**Stated task:** Your task is to extract every entry that follows word for word while excluding the pictures.

**** Data for processing

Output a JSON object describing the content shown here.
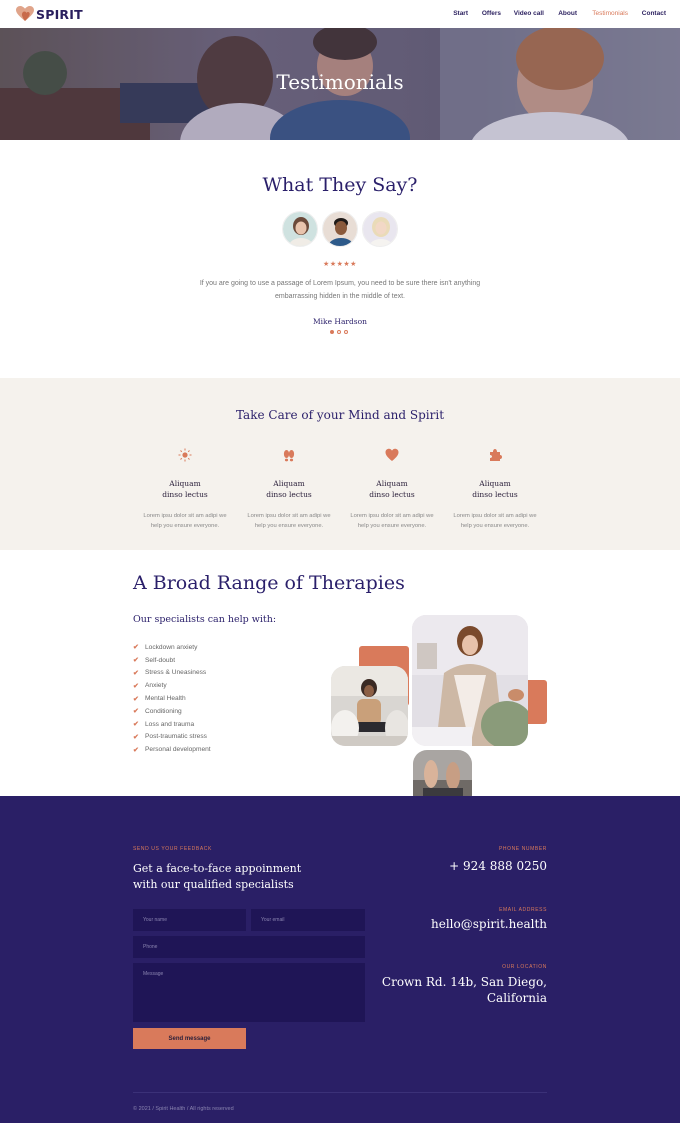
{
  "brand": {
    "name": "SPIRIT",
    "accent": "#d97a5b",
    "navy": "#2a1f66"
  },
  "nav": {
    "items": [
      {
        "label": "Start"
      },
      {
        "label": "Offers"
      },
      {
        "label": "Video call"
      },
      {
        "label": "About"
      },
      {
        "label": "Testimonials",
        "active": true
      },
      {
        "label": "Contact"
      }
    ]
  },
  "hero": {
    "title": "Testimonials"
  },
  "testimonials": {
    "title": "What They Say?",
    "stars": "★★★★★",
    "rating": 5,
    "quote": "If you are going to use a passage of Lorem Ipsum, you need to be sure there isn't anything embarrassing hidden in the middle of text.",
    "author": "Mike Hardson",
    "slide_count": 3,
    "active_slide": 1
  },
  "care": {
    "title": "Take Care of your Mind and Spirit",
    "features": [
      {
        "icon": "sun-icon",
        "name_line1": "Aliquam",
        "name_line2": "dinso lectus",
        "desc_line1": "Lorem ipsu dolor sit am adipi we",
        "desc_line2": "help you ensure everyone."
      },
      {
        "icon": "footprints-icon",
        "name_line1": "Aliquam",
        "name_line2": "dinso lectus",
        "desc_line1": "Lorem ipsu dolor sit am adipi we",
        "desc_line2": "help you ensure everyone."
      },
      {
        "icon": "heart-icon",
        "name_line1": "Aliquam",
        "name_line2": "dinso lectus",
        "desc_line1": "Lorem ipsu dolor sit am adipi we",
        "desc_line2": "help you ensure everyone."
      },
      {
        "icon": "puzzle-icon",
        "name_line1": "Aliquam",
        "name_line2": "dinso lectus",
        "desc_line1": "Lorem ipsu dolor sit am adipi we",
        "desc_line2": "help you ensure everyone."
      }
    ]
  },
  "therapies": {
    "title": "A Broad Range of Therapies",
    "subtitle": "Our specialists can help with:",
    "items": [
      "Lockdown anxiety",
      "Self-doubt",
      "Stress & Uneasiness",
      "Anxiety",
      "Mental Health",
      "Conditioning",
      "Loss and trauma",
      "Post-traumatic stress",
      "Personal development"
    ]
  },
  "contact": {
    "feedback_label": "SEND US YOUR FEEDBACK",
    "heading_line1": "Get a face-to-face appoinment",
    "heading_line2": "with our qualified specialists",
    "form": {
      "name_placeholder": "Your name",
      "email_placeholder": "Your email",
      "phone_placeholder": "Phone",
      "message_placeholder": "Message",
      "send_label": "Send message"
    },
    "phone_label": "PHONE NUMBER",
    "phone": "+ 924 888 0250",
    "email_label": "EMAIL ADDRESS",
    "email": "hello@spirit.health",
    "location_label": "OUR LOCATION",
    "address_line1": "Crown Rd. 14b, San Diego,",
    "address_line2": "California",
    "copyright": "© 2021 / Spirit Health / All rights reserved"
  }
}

********

**Result of the exercise:**
Output a JSON object describing the content shown here.
{
  "brand": {
    "name": "SPIRIT",
    "accent": "#d97a5b",
    "navy": "#2a1f66"
  },
  "nav": {
    "items": [
      {
        "label": "Start"
      },
      {
        "label": "Offers"
      },
      {
        "label": "Video call"
      },
      {
        "label": "About"
      },
      {
        "label": "Testimonials",
        "active": true
      },
      {
        "label": "Contact"
      }
    ]
  },
  "hero": {
    "title": "Testimonials"
  },
  "testimonials": {
    "title": "What They Say?",
    "stars": "★★★★★",
    "rating": 5,
    "quote": "If you are going to use a passage of Lorem Ipsum, you need to be sure there isn't anything embarrassing hidden in the middle of text.",
    "author": "Mike Hardson",
    "slide_count": 3,
    "active_slide": 1
  },
  "care": {
    "title": "Take Care of your Mind and Spirit",
    "features": [
      {
        "icon": "sun-icon",
        "name_line1": "Aliquam",
        "name_line2": "dinso lectus",
        "desc_line1": "Lorem ipsu dolor sit am adipi we",
        "desc_line2": "help you ensure everyone."
      },
      {
        "icon": "footprints-icon",
        "name_line1": "Aliquam",
        "name_line2": "dinso lectus",
        "desc_line1": "Lorem ipsu dolor sit am adipi we",
        "desc_line2": "help you ensure everyone."
      },
      {
        "icon": "heart-icon",
        "name_line1": "Aliquam",
        "name_line2": "dinso lectus",
        "desc_line1": "Lorem ipsu dolor sit am adipi we",
        "desc_line2": "help you ensure everyone."
      },
      {
        "icon": "puzzle-icon",
        "name_line1": "Aliquam",
        "name_line2": "dinso lectus",
        "desc_line1": "Lorem ipsu dolor sit am adipi we",
        "desc_line2": "help you ensure everyone."
      }
    ]
  },
  "therapies": {
    "title": "A Broad Range of Therapies",
    "subtitle": "Our specialists can help with:",
    "items": [
      "Lockdown anxiety",
      "Self-doubt",
      "Stress & Uneasiness",
      "Anxiety",
      "Mental Health",
      "Conditioning",
      "Loss and trauma",
      "Post-traumatic stress",
      "Personal development"
    ]
  },
  "contact": {
    "feedback_label": "SEND US YOUR FEEDBACK",
    "heading_line1": "Get a face-to-face appoinment",
    "heading_line2": "with our qualified specialists",
    "form": {
      "name_placeholder": "Your name",
      "email_placeholder": "Your email",
      "phone_placeholder": "Phone",
      "message_placeholder": "Message",
      "send_label": "Send message"
    },
    "phone_label": "PHONE NUMBER",
    "phone": "+ 924 888 0250",
    "email_label": "EMAIL ADDRESS",
    "email": "hello@spirit.health",
    "location_label": "OUR LOCATION",
    "address_line1": "Crown Rd. 14b, San Diego,",
    "address_line2": "California",
    "copyright": "© 2021 / Spirit Health / All rights reserved"
  }
}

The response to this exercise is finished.